What to produce:
Transcribe all of the data exactly. Omit the pictures.
━━━━━━━━━━━━━━━━━━━━━━━━━━━━━━
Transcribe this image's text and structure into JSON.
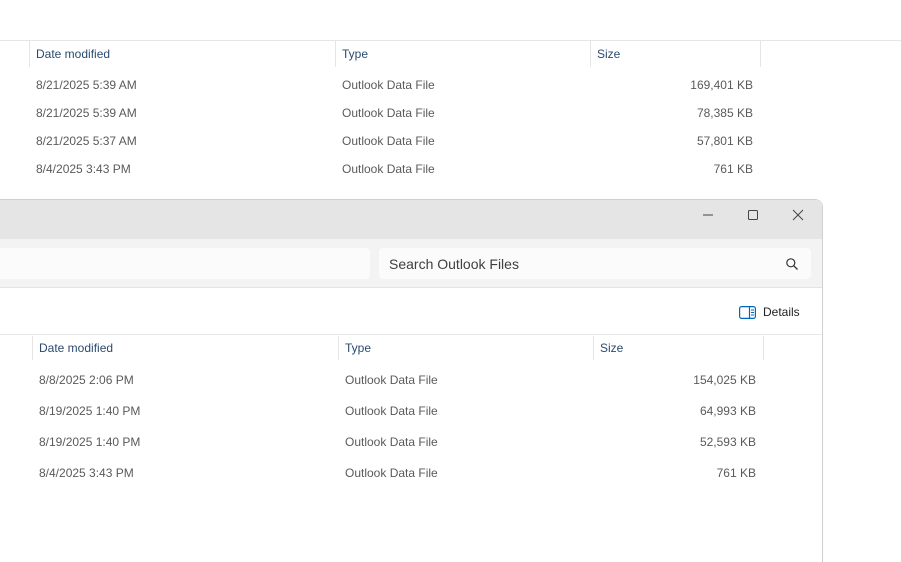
{
  "background_window": {
    "columns": {
      "date": "Date modified",
      "type": "Type",
      "size": "Size"
    },
    "rows": [
      {
        "date": "8/21/2025 5:39 AM",
        "type": "Outlook Data File",
        "size": "169,401 KB"
      },
      {
        "date": "8/21/2025 5:39 AM",
        "type": "Outlook Data File",
        "size": "78,385 KB"
      },
      {
        "date": "8/21/2025 5:37 AM",
        "type": "Outlook Data File",
        "size": "57,801 KB"
      },
      {
        "date": "8/4/2025 3:43 PM",
        "type": "Outlook Data File",
        "size": "761 KB"
      }
    ]
  },
  "foreground_window": {
    "titlebar": {
      "minimize_icon": "minimize-icon",
      "maximize_icon": "maximize-icon",
      "close_icon": "close-icon"
    },
    "search": {
      "placeholder": "Search Outlook Files",
      "icon": "search-icon"
    },
    "toolbar": {
      "details_label": "Details",
      "details_icon": "details-pane-icon"
    },
    "columns": {
      "date": "Date modified",
      "type": "Type",
      "size": "Size"
    },
    "rows": [
      {
        "date": "8/8/2025 2:06 PM",
        "type": "Outlook Data File",
        "size": "154,025 KB"
      },
      {
        "date": "8/19/2025 1:40 PM",
        "type": "Outlook Data File",
        "size": "64,993 KB"
      },
      {
        "date": "8/19/2025 1:40 PM",
        "type": "Outlook Data File",
        "size": "52,593 KB"
      },
      {
        "date": "8/4/2025 3:43 PM",
        "type": "Outlook Data File",
        "size": "761 KB"
      }
    ]
  },
  "colors": {
    "accent_icon": "#0067c0",
    "header_text": "#2b4a6f",
    "cell_text": "#5a5a5a",
    "titlebar_bg": "#e5e5e5"
  }
}
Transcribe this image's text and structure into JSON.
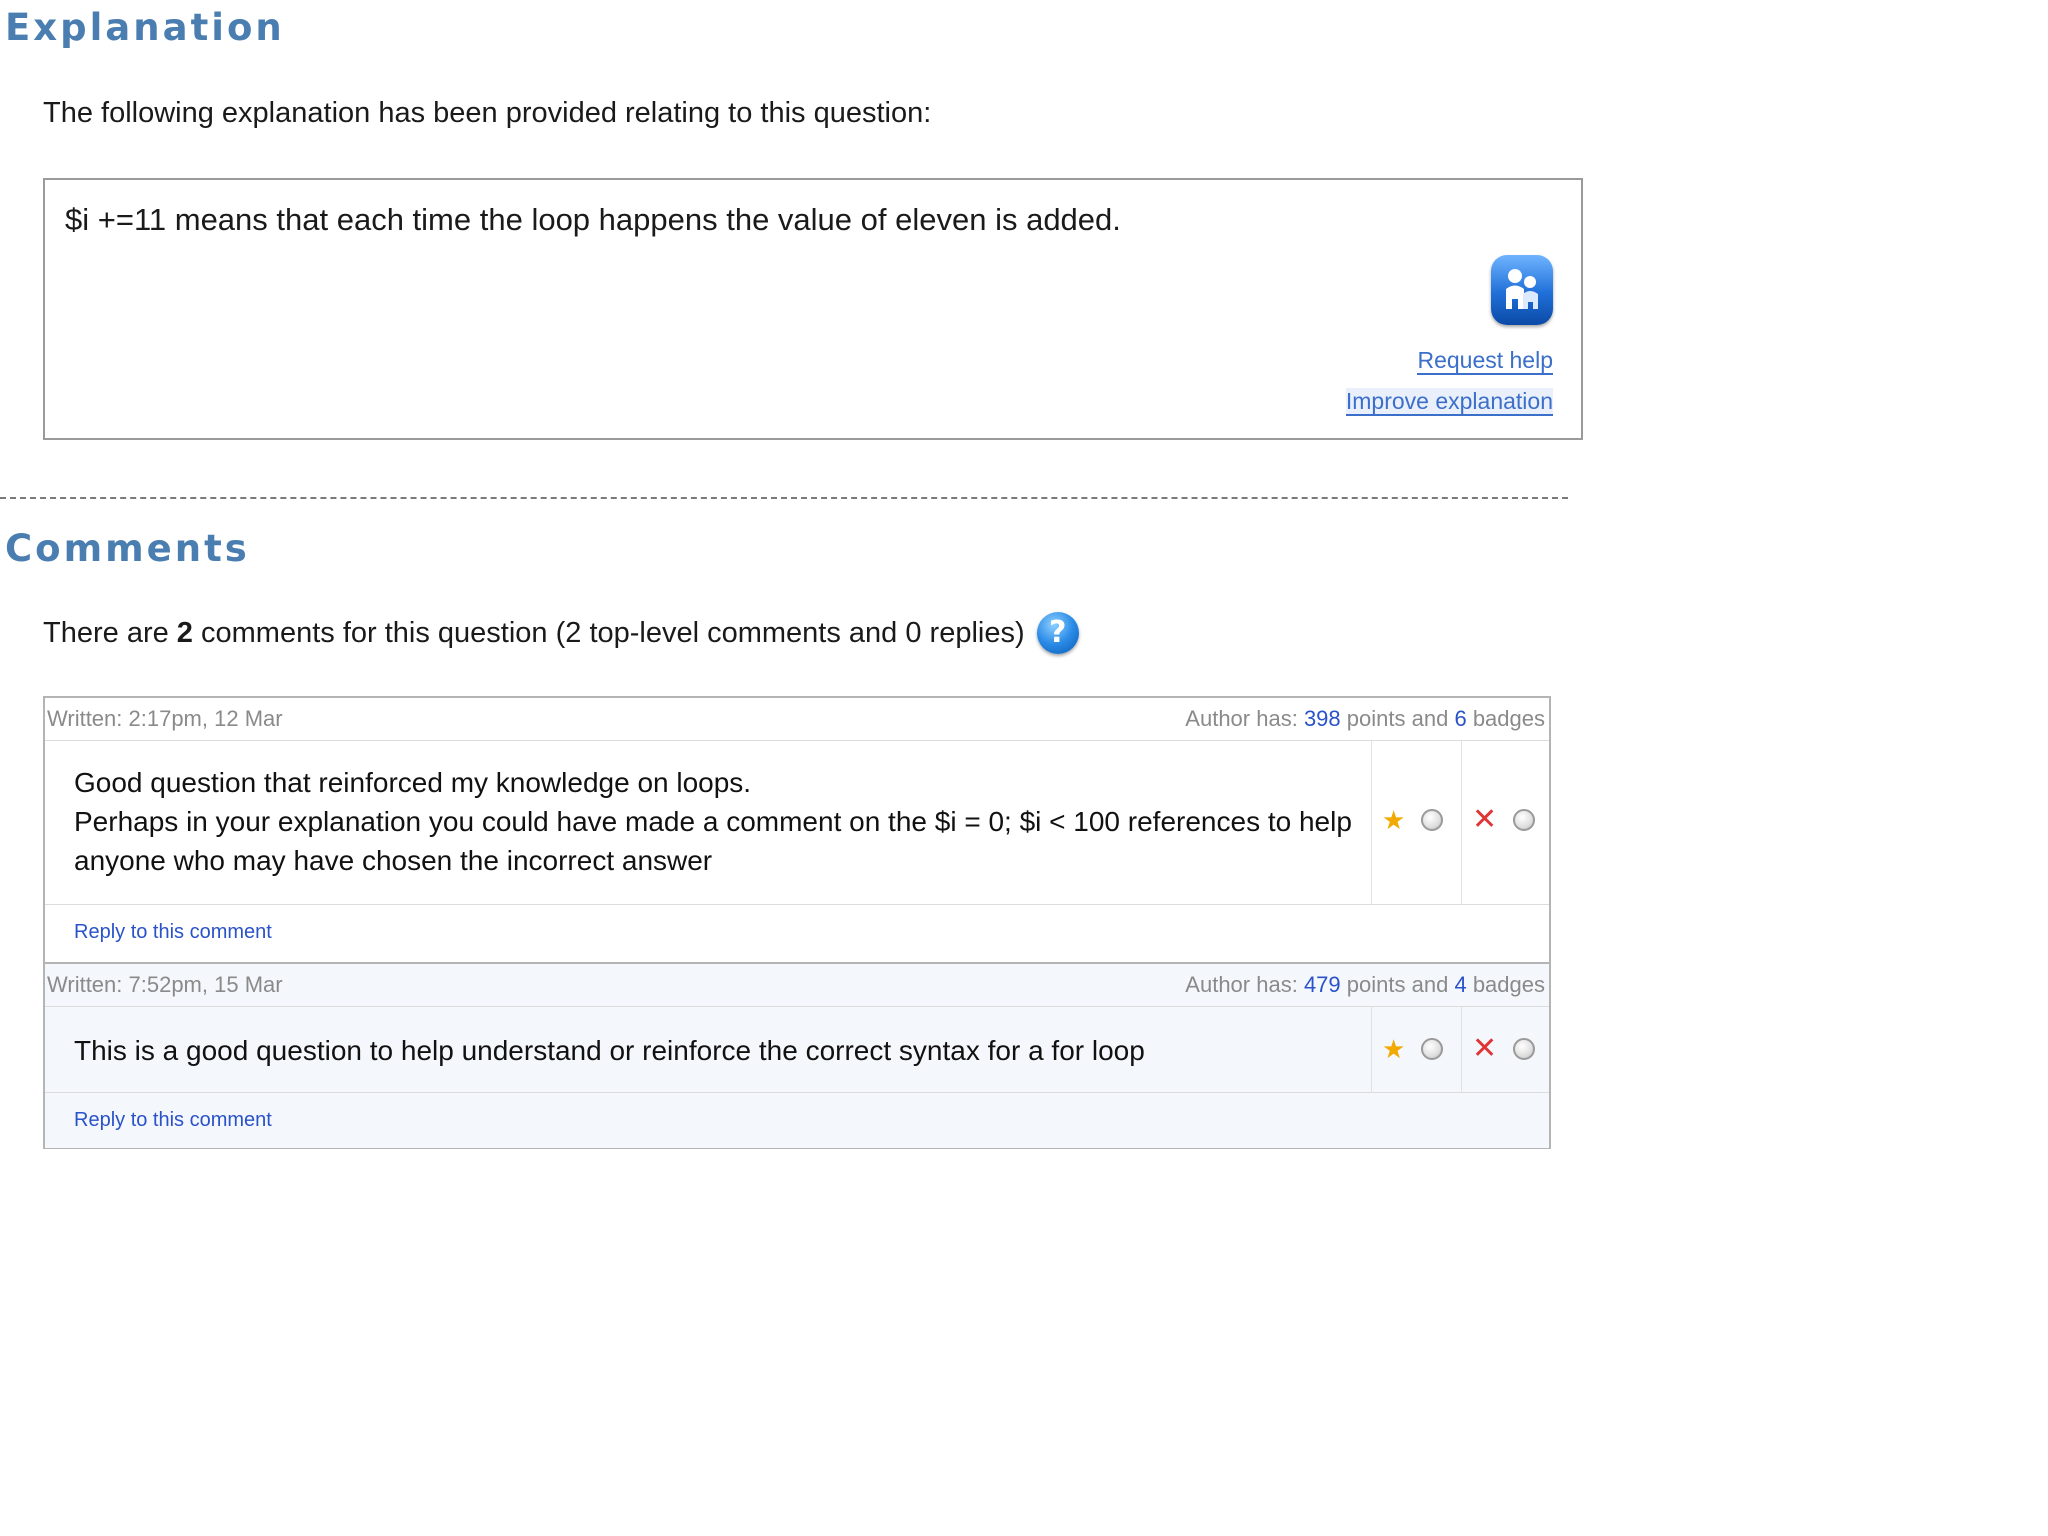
━━━━━━━━━━━━━━━━━━━━━━━━━━━━━━
Expected output:
Transcribe this image's text and structure into JSON.
{
  "background_window": {
    "columns": {
      "date": "Date modified",
      "type": "Type",
      "size": "Size"
    },
    "rows": [
      {
        "date": "8/21/2025 5:39 AM",
        "type": "Outlook Data File",
        "size": "169,401 KB"
      },
      {
        "date": "8/21/2025 5:39 AM",
        "type": "Outlook Data File",
        "size": "78,385 KB"
      },
      {
        "date": "8/21/2025 5:37 AM",
        "type": "Outlook Data File",
        "size": "57,801 KB"
      },
      {
        "date": "8/4/2025 3:43 PM",
        "type": "Outlook Data File",
        "size": "761 KB"
      }
    ]
  },
  "foreground_window": {
    "titlebar": {
      "minimize_icon": "minimize-icon",
      "maximize_icon": "maximize-icon",
      "close_icon": "close-icon"
    },
    "search": {
      "placeholder": "Search Outlook Files",
      "icon": "search-icon"
    },
    "toolbar": {
      "details_label": "Details",
      "details_icon": "details-pane-icon"
    },
    "columns": {
      "date": "Date modified",
      "type": "Type",
      "size": "Size"
    },
    "rows": [
      {
        "date": "8/8/2025 2:06 PM",
        "type": "Outlook Data File",
        "size": "154,025 KB"
      },
      {
        "date": "8/19/2025 1:40 PM",
        "type": "Outlook Data File",
        "size": "64,993 KB"
      },
      {
        "date": "8/19/2025 1:40 PM",
        "type": "Outlook Data File",
        "size": "52,593 KB"
      },
      {
        "date": "8/4/2025 3:43 PM",
        "type": "Outlook Data File",
        "size": "761 KB"
      }
    ]
  },
  "colors": {
    "accent_icon": "#0067c0",
    "header_text": "#2b4a6f",
    "cell_text": "#5a5a5a",
    "titlebar_bg": "#e5e5e5"
  }
}
Transcribe this image's text and structure into JSON.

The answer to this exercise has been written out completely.